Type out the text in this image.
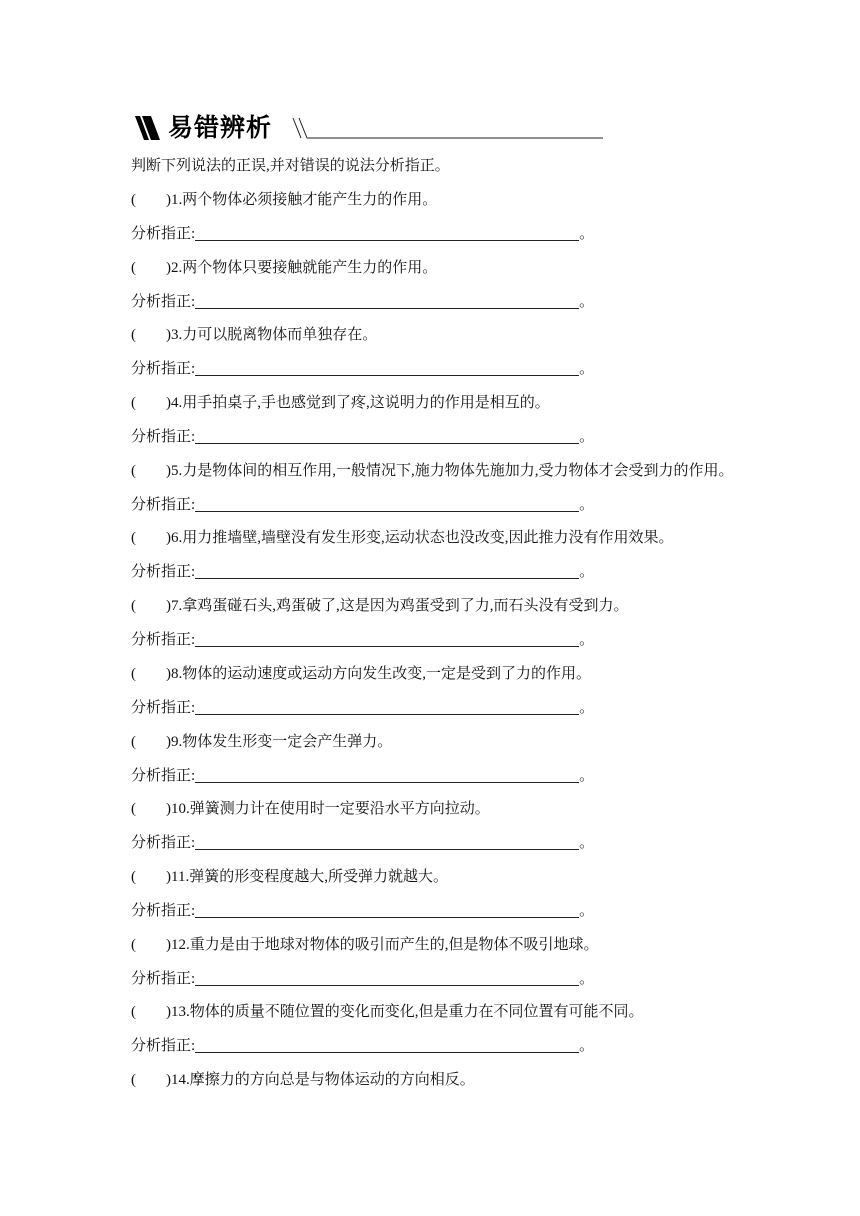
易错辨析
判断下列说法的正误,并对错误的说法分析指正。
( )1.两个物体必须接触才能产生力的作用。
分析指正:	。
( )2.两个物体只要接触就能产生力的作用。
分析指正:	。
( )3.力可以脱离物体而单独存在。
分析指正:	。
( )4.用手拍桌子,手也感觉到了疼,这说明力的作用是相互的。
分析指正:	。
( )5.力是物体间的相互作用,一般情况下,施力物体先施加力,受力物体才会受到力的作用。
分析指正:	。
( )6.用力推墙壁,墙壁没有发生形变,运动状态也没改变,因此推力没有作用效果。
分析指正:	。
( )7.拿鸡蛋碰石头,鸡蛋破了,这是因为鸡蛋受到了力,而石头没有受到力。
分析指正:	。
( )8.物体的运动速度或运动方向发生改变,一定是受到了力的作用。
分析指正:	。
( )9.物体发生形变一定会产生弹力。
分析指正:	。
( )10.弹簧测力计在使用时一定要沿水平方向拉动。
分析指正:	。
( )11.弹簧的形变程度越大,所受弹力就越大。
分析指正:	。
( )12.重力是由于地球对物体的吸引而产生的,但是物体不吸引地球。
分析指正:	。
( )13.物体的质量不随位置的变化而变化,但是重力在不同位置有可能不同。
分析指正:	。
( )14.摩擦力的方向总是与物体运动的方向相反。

☆ ☆ ☆

▶ [TASK OBJECTIVE]:
Output the records above exactly; leave out the pictures.

▶ [EXERCISE RESULT]:
Type out the text in this image.
易错辨析
判断下列说法的正误,并对错误的说法分析指正。
( )1.两个物体必须接触才能产生力的作用。
分析指正:	。
( )2.两个物体只要接触就能产生力的作用。
分析指正:	。
( )3.力可以脱离物体而单独存在。
分析指正:	。
( )4.用手拍桌子,手也感觉到了疼,这说明力的作用是相互的。
分析指正:	。
( )5.力是物体间的相互作用,一般情况下,施力物体先施加力,受力物体才会受到力的作用。
分析指正:	。
( )6.用力推墙壁,墙壁没有发生形变,运动状态也没改变,因此推力没有作用效果。
分析指正:	。
( )7.拿鸡蛋碰石头,鸡蛋破了,这是因为鸡蛋受到了力,而石头没有受到力。
分析指正:	。
( )8.物体的运动速度或运动方向发生改变,一定是受到了力的作用。
分析指正:	。
( )9.物体发生形变一定会产生弹力。
分析指正:	。
( )10.弹簧测力计在使用时一定要沿水平方向拉动。
分析指正:	。
( )11.弹簧的形变程度越大,所受弹力就越大。
分析指正:	。
( )12.重力是由于地球对物体的吸引而产生的,但是物体不吸引地球。
分析指正:	。
( )13.物体的质量不随位置的变化而变化,但是重力在不同位置有可能不同。
分析指正:	。
( )14.摩擦力的方向总是与物体运动的方向相反。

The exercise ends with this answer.